*THE PROBLEM*. Without the pictures, return all of the material exactly as written.

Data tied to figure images

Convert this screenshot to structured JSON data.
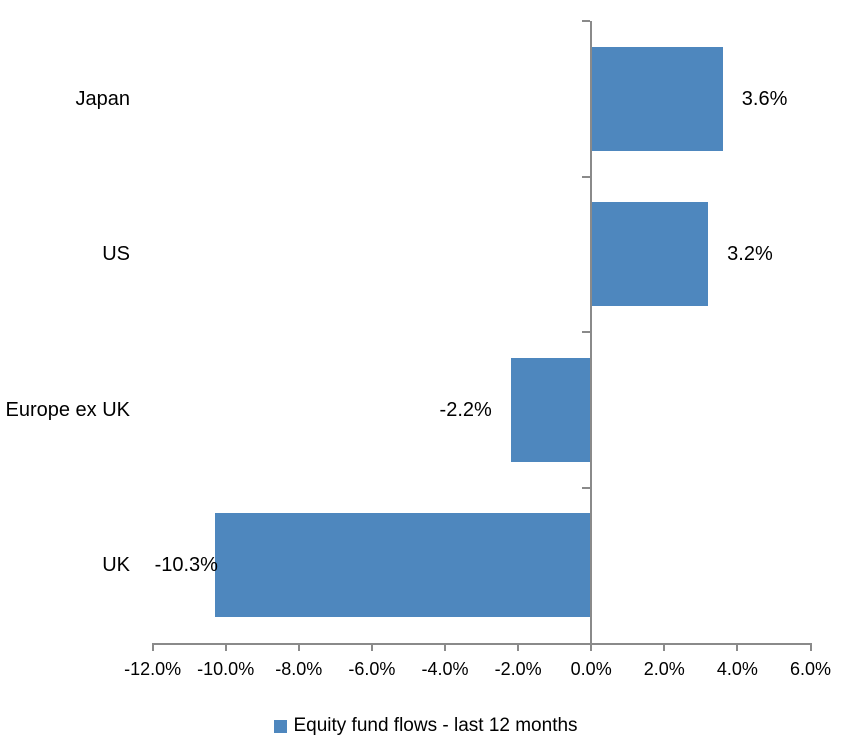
{
  "chart_data": {
    "type": "bar",
    "orientation": "horizontal",
    "title": "",
    "categories": [
      "Japan",
      "US",
      "Europe ex UK",
      "UK"
    ],
    "values": [
      3.6,
      3.2,
      -2.2,
      -10.3
    ],
    "value_labels": [
      "3.6%",
      "3.2%",
      "-2.2%",
      "-10.3%"
    ],
    "legend": "Equity fund flows - last 12 months",
    "legend_position": "bottom",
    "xlim": [
      -12,
      6
    ],
    "x_tick_step": 2,
    "x_tick_labels": [
      "-12.0%",
      "-10.0%",
      "-8.0%",
      "-6.0%",
      "-4.0%",
      "-2.0%",
      "0.0%",
      "2.0%",
      "4.0%",
      "6.0%"
    ],
    "grid": false,
    "bar_color": "#4E87BE",
    "axis_color": "#8A8A8A",
    "text_color": "#000000"
  }
}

*SOLVED EXERCISE*.
Convert this screenshot to structured JSON data.
{
  "chart_data": {
    "type": "bar",
    "orientation": "horizontal",
    "title": "",
    "categories": [
      "Japan",
      "US",
      "Europe ex UK",
      "UK"
    ],
    "values": [
      3.6,
      3.2,
      -2.2,
      -10.3
    ],
    "value_labels": [
      "3.6%",
      "3.2%",
      "-2.2%",
      "-10.3%"
    ],
    "legend": "Equity fund flows - last 12 months",
    "legend_position": "bottom",
    "xlim": [
      -12,
      6
    ],
    "x_tick_step": 2,
    "x_tick_labels": [
      "-12.0%",
      "-10.0%",
      "-8.0%",
      "-6.0%",
      "-4.0%",
      "-2.0%",
      "0.0%",
      "2.0%",
      "4.0%",
      "6.0%"
    ],
    "grid": false,
    "bar_color": "#4E87BE",
    "axis_color": "#8A8A8A",
    "text_color": "#000000"
  }
}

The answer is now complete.